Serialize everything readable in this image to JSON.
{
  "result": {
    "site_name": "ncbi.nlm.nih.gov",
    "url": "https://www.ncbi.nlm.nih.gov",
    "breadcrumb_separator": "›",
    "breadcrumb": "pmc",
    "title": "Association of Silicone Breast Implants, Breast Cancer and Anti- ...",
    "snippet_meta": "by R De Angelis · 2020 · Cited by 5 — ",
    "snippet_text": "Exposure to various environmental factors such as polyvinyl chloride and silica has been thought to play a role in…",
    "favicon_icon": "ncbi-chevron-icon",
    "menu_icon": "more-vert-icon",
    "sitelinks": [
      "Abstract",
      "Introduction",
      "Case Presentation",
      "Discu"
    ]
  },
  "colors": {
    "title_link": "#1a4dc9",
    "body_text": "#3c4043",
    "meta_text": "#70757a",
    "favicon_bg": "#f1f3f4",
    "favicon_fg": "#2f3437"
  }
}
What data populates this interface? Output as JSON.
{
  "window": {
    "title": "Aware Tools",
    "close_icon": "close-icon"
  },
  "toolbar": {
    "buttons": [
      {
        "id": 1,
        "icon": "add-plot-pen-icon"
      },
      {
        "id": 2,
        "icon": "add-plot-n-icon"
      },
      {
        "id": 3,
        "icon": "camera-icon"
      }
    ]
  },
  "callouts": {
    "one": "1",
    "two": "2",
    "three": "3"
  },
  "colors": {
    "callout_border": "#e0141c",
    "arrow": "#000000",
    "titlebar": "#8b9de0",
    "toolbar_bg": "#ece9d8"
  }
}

#####

- [What this task involves]: Copy every line above that includes the string "JSON".

- [Solution to the exercise]:
Serialize everything readable in this image to JSON.
What data populates this interface? Output as JSON.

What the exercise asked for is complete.